╭─ The records

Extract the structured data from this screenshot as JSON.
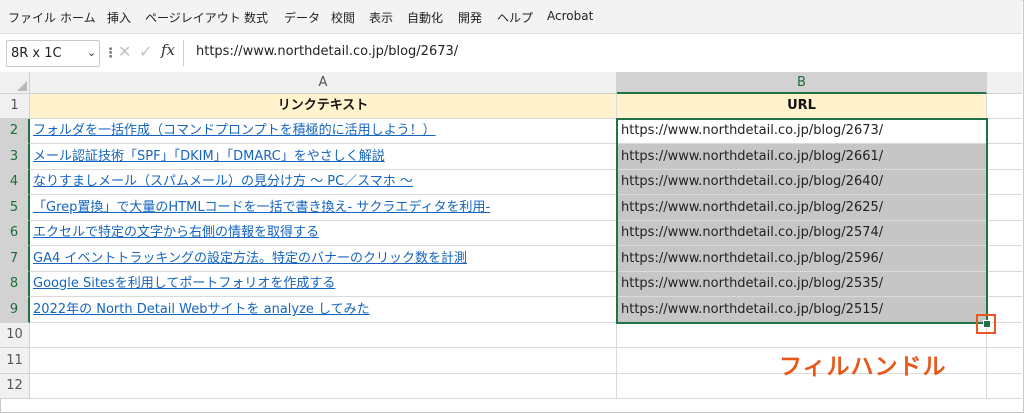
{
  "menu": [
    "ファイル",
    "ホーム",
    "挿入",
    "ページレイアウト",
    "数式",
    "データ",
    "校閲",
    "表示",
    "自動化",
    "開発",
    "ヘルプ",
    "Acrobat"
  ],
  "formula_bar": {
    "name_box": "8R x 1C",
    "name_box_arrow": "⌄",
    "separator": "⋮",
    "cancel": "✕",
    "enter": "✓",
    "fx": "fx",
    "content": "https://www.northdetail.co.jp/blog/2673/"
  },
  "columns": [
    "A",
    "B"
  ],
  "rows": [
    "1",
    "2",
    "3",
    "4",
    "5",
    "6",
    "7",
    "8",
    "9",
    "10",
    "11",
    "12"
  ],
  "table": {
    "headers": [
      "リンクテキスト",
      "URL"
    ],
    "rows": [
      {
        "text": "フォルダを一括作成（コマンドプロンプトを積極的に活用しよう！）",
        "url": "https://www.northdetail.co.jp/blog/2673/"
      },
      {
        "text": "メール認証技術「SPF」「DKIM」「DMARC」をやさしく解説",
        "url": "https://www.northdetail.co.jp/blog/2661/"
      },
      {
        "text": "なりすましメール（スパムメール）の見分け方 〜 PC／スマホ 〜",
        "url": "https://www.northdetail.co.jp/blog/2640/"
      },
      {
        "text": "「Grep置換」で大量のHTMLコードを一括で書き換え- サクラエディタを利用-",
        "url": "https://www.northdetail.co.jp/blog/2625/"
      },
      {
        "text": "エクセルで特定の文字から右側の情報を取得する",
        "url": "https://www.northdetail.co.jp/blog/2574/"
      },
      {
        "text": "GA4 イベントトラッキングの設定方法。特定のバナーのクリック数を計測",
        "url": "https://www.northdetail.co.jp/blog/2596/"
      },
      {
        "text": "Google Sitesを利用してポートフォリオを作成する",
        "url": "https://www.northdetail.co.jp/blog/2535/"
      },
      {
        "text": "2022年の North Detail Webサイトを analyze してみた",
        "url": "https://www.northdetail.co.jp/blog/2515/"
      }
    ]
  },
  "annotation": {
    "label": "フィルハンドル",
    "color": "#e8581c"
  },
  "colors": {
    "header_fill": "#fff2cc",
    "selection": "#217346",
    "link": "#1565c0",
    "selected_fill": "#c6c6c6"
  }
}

╰─

**What the exercise asks**: Reproduce the material in full, word for word, and omit the pictures.

**Task answer**:
Extract the structured data from this screenshot as JSON.
{
  "menu": [
    "ファイル",
    "ホーム",
    "挿入",
    "ページレイアウト",
    "数式",
    "データ",
    "校閲",
    "表示",
    "自動化",
    "開発",
    "ヘルプ",
    "Acrobat"
  ],
  "formula_bar": {
    "name_box": "8R x 1C",
    "name_box_arrow": "⌄",
    "separator": "⋮",
    "cancel": "✕",
    "enter": "✓",
    "fx": "fx",
    "content": "https://www.northdetail.co.jp/blog/2673/"
  },
  "columns": [
    "A",
    "B"
  ],
  "rows": [
    "1",
    "2",
    "3",
    "4",
    "5",
    "6",
    "7",
    "8",
    "9",
    "10",
    "11",
    "12"
  ],
  "table": {
    "headers": [
      "リンクテキスト",
      "URL"
    ],
    "rows": [
      {
        "text": "フォルダを一括作成（コマンドプロンプトを積極的に活用しよう！）",
        "url": "https://www.northdetail.co.jp/blog/2673/"
      },
      {
        "text": "メール認証技術「SPF」「DKIM」「DMARC」をやさしく解説",
        "url": "https://www.northdetail.co.jp/blog/2661/"
      },
      {
        "text": "なりすましメール（スパムメール）の見分け方 〜 PC／スマホ 〜",
        "url": "https://www.northdetail.co.jp/blog/2640/"
      },
      {
        "text": "「Grep置換」で大量のHTMLコードを一括で書き換え- サクラエディタを利用-",
        "url": "https://www.northdetail.co.jp/blog/2625/"
      },
      {
        "text": "エクセルで特定の文字から右側の情報を取得する",
        "url": "https://www.northdetail.co.jp/blog/2574/"
      },
      {
        "text": "GA4 イベントトラッキングの設定方法。特定のバナーのクリック数を計測",
        "url": "https://www.northdetail.co.jp/blog/2596/"
      },
      {
        "text": "Google Sitesを利用してポートフォリオを作成する",
        "url": "https://www.northdetail.co.jp/blog/2535/"
      },
      {
        "text": "2022年の North Detail Webサイトを analyze してみた",
        "url": "https://www.northdetail.co.jp/blog/2515/"
      }
    ]
  },
  "annotation": {
    "label": "フィルハンドル",
    "color": "#e8581c"
  },
  "colors": {
    "header_fill": "#fff2cc",
    "selection": "#217346",
    "link": "#1565c0",
    "selected_fill": "#c6c6c6"
  }
}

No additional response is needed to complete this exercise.